• Work to complete: Exactly as written, please set down all of the entries again, with no pictures.
+++ Input records
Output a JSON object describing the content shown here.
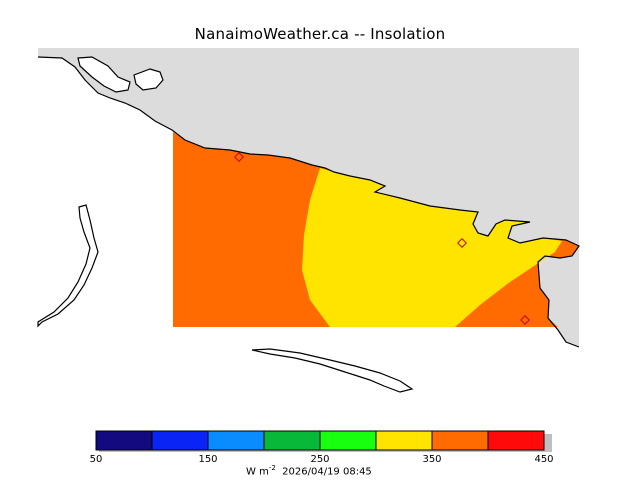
{
  "title": "NanaimoWeather.ca -- Insolation",
  "legend": {
    "colors": [
      "#120a7e",
      "#0a24f5",
      "#0a8cff",
      "#08b838",
      "#18ff10",
      "#ffe400",
      "#ff6b00",
      "#ff0a0a"
    ],
    "ticks": [
      "50",
      "150",
      "250",
      "350",
      "450"
    ],
    "unit_prefix": "W m",
    "unit_exponent": "-2",
    "timestamp": "2026/04/19 08:45"
  },
  "map": {
    "land_color": "#dcdcdc",
    "zones": [
      {
        "name": "orange-zone",
        "color": "#ff6b00"
      },
      {
        "name": "yellow-zone",
        "color": "#ffe400"
      }
    ]
  }
}
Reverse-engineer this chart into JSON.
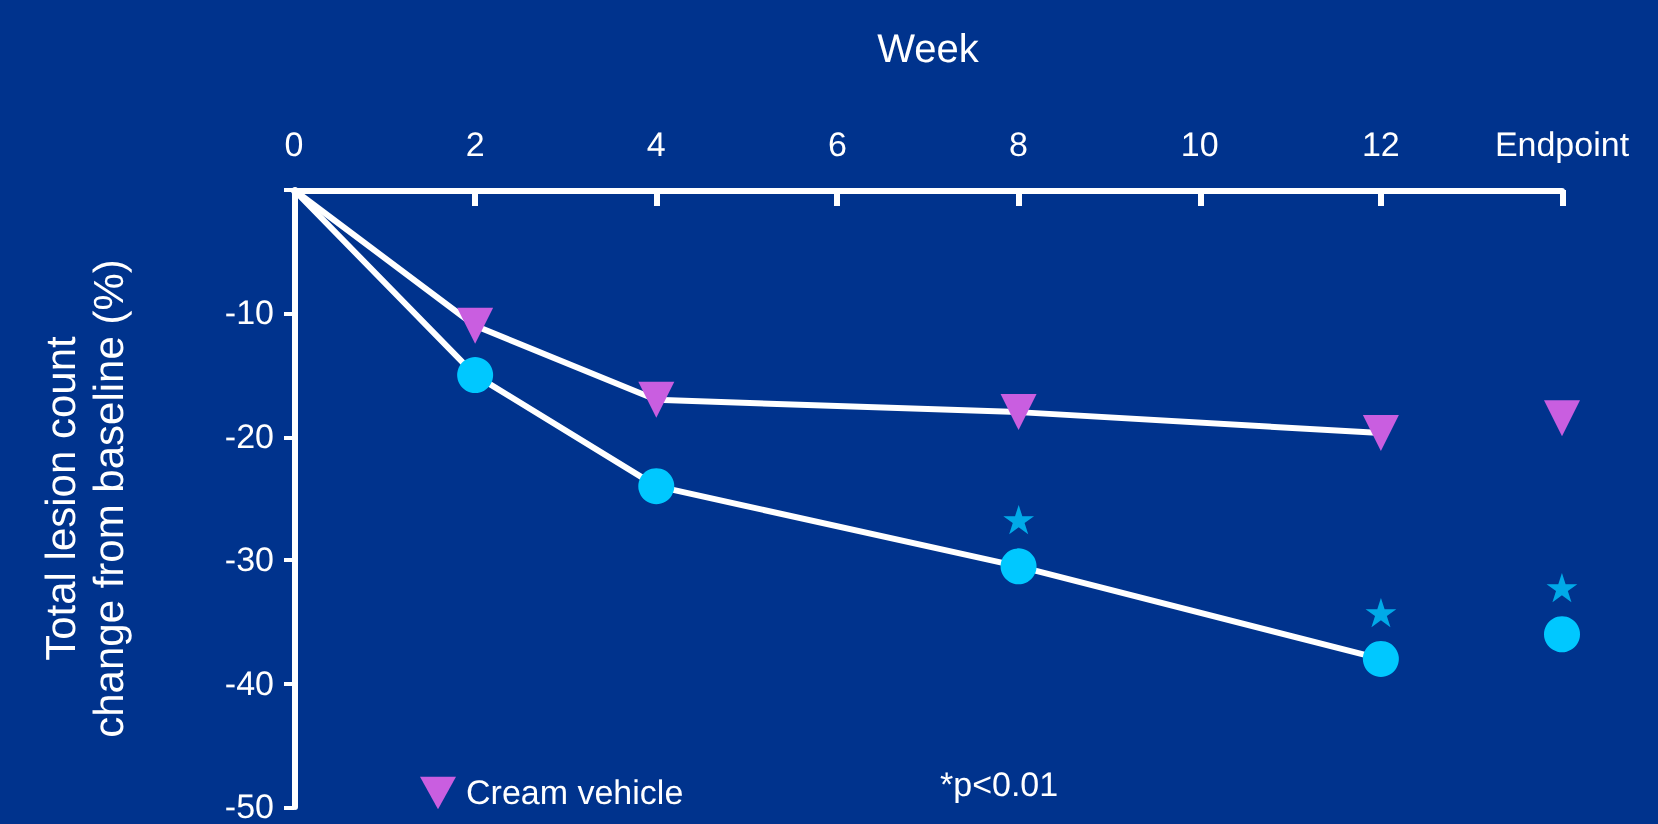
{
  "chart_data": {
    "type": "line",
    "xlabel": "Week",
    "ylabel": "Total lesion count\nchange from baseline (%)",
    "xlim": [
      0,
      14
    ],
    "xticks": [
      0,
      2,
      4,
      6,
      8,
      10,
      12,
      {
        "value": 14,
        "label": "Endpoint"
      }
    ],
    "ylim": [
      -50,
      0
    ],
    "yticks": [
      -50,
      -40,
      -30,
      -20,
      -10,
      {
        "value": 0,
        "label": null
      }
    ],
    "series": [
      {
        "color": "#00c8ff",
        "marker": "circle",
        "x": [
          0,
          2,
          4,
          8,
          12,
          13,
          14
        ],
        "values": [
          0,
          -15,
          -24,
          -30.5,
          -38,
          null,
          -36
        ]
      },
      {
        "name": "Cream vehicle",
        "color": "#c95ee0",
        "marker": "triangle",
        "x": [
          0,
          2,
          4,
          8,
          12,
          13,
          14
        ],
        "values": [
          0,
          -11,
          -17,
          -18,
          -19.7,
          null,
          -18.5
        ]
      }
    ],
    "annotations": [
      {
        "text": "★",
        "x": 8,
        "y": -30.5
      },
      {
        "text": "★",
        "x": 12,
        "y": -38
      },
      {
        "text": "★",
        "x": 14,
        "y": -36
      },
      "*p<0.01"
    ],
    "legend": "bottom left",
    "grid": false
  }
}
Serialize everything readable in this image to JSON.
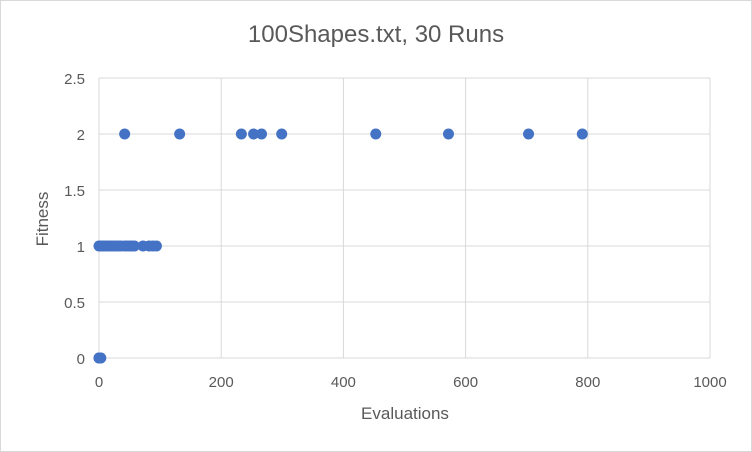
{
  "chart_data": {
    "type": "scatter",
    "title": "100Shapes.txt, 30 Runs",
    "xlabel": "Evaluations",
    "ylabel": "Fitness",
    "xlim": [
      0,
      1000
    ],
    "ylim": [
      0,
      2.5
    ],
    "xticks": [
      0,
      200,
      400,
      600,
      800,
      1000
    ],
    "yticks": [
      0,
      0.5,
      1,
      1.5,
      2,
      2.5
    ],
    "grid": true,
    "legend": "none",
    "marker_color": "#4472c4",
    "series": [
      {
        "points": [
          [
            0,
            0
          ],
          [
            1,
            0
          ],
          [
            2,
            0
          ],
          [
            3,
            0
          ],
          [
            0,
            0
          ],
          [
            0,
            1
          ],
          [
            3,
            1
          ],
          [
            6,
            1
          ],
          [
            9,
            1
          ],
          [
            12,
            1
          ],
          [
            16,
            1
          ],
          [
            20,
            1
          ],
          [
            24,
            1
          ],
          [
            28,
            1
          ],
          [
            32,
            1
          ],
          [
            36,
            1
          ],
          [
            42,
            1
          ],
          [
            46,
            1
          ],
          [
            50,
            1
          ],
          [
            54,
            1
          ],
          [
            58,
            1
          ],
          [
            72,
            1
          ],
          [
            82,
            1
          ],
          [
            88,
            1
          ],
          [
            94,
            1
          ],
          [
            42,
            2
          ],
          [
            132,
            2
          ],
          [
            233,
            2
          ],
          [
            253,
            2
          ],
          [
            266,
            2
          ],
          [
            299,
            2
          ],
          [
            453,
            2
          ],
          [
            572,
            2
          ],
          [
            703,
            2
          ],
          [
            791,
            2
          ]
        ]
      }
    ]
  }
}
++++++
• Reply to the task:
Output a JSON object describing the content shown here.
{
  "title": "NanaimoWeather.ca -- Insolation",
  "legend": {
    "colors": [
      "#120a7e",
      "#0a24f5",
      "#0a8cff",
      "#08b838",
      "#18ff10",
      "#ffe400",
      "#ff6b00",
      "#ff0a0a"
    ],
    "ticks": [
      "50",
      "150",
      "250",
      "350",
      "450"
    ],
    "unit_prefix": "W m",
    "unit_exponent": "-2",
    "timestamp": "2026/04/19 08:45"
  },
  "map": {
    "land_color": "#dcdcdc",
    "zones": [
      {
        "name": "orange-zone",
        "color": "#ff6b00"
      },
      {
        "name": "yellow-zone",
        "color": "#ffe400"
      }
    ]
  }
}
Reverse-engineer this chart into JSON.
{
  "chart_data": {
    "type": "line",
    "xlabel": "Week",
    "ylabel": "Total lesion count\nchange from baseline (%)",
    "xlim": [
      0,
      14
    ],
    "xticks": [
      0,
      2,
      4,
      6,
      8,
      10,
      12,
      {
        "value": 14,
        "label": "Endpoint"
      }
    ],
    "ylim": [
      -50,
      0
    ],
    "yticks": [
      -50,
      -40,
      -30,
      -20,
      -10,
      {
        "value": 0,
        "label": null
      }
    ],
    "series": [
      {
        "color": "#00c8ff",
        "marker": "circle",
        "x": [
          0,
          2,
          4,
          8,
          12,
          13,
          14
        ],
        "values": [
          0,
          -15,
          -24,
          -30.5,
          -38,
          null,
          -36
        ]
      },
      {
        "name": "Cream vehicle",
        "color": "#c95ee0",
        "marker": "triangle",
        "x": [
          0,
          2,
          4,
          8,
          12,
          13,
          14
        ],
        "values": [
          0,
          -11,
          -17,
          -18,
          -19.7,
          null,
          -18.5
        ]
      }
    ],
    "annotations": [
      {
        "text": "★",
        "x": 8,
        "y": -30.5
      },
      {
        "text": "★",
        "x": 12,
        "y": -38
      },
      {
        "text": "★",
        "x": 14,
        "y": -36
      },
      "*p<0.01"
    ],
    "legend": "bottom left",
    "grid": false
  }
}
Serialize everything readable in this image to JSON.
{
  "chart_data": {
    "type": "scatter",
    "title": "100Shapes.txt, 30 Runs",
    "xlabel": "Evaluations",
    "ylabel": "Fitness",
    "xlim": [
      0,
      1000
    ],
    "ylim": [
      0,
      2.5
    ],
    "xticks": [
      0,
      200,
      400,
      600,
      800,
      1000
    ],
    "yticks": [
      0,
      0.5,
      1,
      1.5,
      2,
      2.5
    ],
    "grid": true,
    "legend": "none",
    "marker_color": "#4472c4",
    "series": [
      {
        "points": [
          [
            0,
            0
          ],
          [
            1,
            0
          ],
          [
            2,
            0
          ],
          [
            3,
            0
          ],
          [
            0,
            0
          ],
          [
            0,
            1
          ],
          [
            3,
            1
          ],
          [
            6,
            1
          ],
          [
            9,
            1
          ],
          [
            12,
            1
          ],
          [
            16,
            1
          ],
          [
            20,
            1
          ],
          [
            24,
            1
          ],
          [
            28,
            1
          ],
          [
            32,
            1
          ],
          [
            36,
            1
          ],
          [
            42,
            1
          ],
          [
            46,
            1
          ],
          [
            50,
            1
          ],
          [
            54,
            1
          ],
          [
            58,
            1
          ],
          [
            72,
            1
          ],
          [
            82,
            1
          ],
          [
            88,
            1
          ],
          [
            94,
            1
          ],
          [
            42,
            2
          ],
          [
            132,
            2
          ],
          [
            233,
            2
          ],
          [
            253,
            2
          ],
          [
            266,
            2
          ],
          [
            299,
            2
          ],
          [
            453,
            2
          ],
          [
            572,
            2
          ],
          [
            703,
            2
          ],
          [
            791,
            2
          ]
        ]
      }
    ]
  }
}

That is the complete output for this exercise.